• **WORK REQUIRED**:
Read the data and repeat all of it exactly.

--- Start of GIVEN INFORMATION ---

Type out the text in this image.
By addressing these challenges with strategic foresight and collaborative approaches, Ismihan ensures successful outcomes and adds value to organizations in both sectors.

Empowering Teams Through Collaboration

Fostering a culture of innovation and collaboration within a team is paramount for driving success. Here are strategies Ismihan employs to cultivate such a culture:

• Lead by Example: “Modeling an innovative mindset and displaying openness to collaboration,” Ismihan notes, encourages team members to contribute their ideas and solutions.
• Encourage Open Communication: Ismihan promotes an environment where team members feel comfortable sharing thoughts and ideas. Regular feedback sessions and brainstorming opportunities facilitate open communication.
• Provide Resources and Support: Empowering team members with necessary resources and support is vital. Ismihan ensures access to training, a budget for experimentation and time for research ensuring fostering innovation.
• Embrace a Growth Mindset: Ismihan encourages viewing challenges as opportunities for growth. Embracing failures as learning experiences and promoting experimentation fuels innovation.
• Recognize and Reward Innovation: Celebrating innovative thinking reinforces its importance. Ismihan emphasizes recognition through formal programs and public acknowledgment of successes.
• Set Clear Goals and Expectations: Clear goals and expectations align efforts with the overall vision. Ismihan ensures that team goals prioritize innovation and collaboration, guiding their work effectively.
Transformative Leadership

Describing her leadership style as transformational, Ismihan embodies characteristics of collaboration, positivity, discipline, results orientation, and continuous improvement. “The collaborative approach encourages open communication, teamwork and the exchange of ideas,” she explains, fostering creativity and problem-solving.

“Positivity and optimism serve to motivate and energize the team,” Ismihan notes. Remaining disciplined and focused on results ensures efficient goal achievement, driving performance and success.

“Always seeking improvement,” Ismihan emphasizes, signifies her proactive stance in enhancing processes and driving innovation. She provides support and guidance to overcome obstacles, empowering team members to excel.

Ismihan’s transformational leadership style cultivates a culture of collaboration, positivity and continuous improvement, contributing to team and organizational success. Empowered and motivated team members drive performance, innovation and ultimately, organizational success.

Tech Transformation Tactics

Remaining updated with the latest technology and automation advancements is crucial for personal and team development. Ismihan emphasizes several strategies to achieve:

--- End of GIVEN INFORMATION ---

• **OUTPUT**:
Type out the text in this image.
By addressing these challenges with strategic foresight and collaborative approaches, Ismihan ensures successful outcomes and adds value to organizations in both sectors.

Empowering Teams Through Collaboration

Fostering a culture of innovation and collaboration within a team is paramount for driving success. Here are strategies Ismihan employs to cultivate such a culture:

• Lead by Example: “Modeling an innovative mindset and displaying openness to collaboration,” Ismihan notes, encourages team members to contribute their ideas and solutions.
• Encourage Open Communication: Ismihan promotes an environment where team members feel comfortable sharing thoughts and ideas. Regular feedback sessions and brainstorming opportunities facilitate open communication.
• Provide Resources and Support: Empowering team members with necessary resources and support is vital. Ismihan ensures access to training, a budget for experimentation and time for research ensuring fostering innovation.
• Embrace a Growth Mindset: Ismihan encourages viewing challenges as opportunities for growth. Embracing failures as learning experiences and promoting experimentation fuels innovation.
• Recognize and Reward Innovation: Celebrating innovative thinking reinforces its importance. Ismihan emphasizes recognition through formal programs and public acknowledgment of successes.
• Set Clear Goals and Expectations: Clear goals and expectations align efforts with the overall vision. Ismihan ensures that team goals prioritize innovation and collaboration, guiding their work effectively.
Transformative Leadership

Describing her leadership style as transformational, Ismihan embodies characteristics of collaboration, positivity, discipline, results orientation, and continuous improvement. “The collaborative approach encourages open communication, teamwork and the exchange of ideas,” she explains, fostering creativity and problem-solving.

“Positivity and optimism serve to motivate and energize the team,” Ismihan notes. Remaining disciplined and focused on results ensures efficient goal achievement, driving performance and success.

“Always seeking improvement,” Ismihan emphasizes, signifies her proactive stance in enhancing processes and driving innovation. She provides support and guidance to overcome obstacles, empowering team members to excel.

Ismihan’s transformational leadership style cultivates a culture of collaboration, positivity and continuous improvement, contributing to team and organizational success. Empowered and motivated team members drive performance, innovation and ultimately, organizational success.

Tech Transformation Tactics

Remaining updated with the latest technology and automation advancements is crucial for personal and team development. Ismihan emphasizes several strategies to achieve:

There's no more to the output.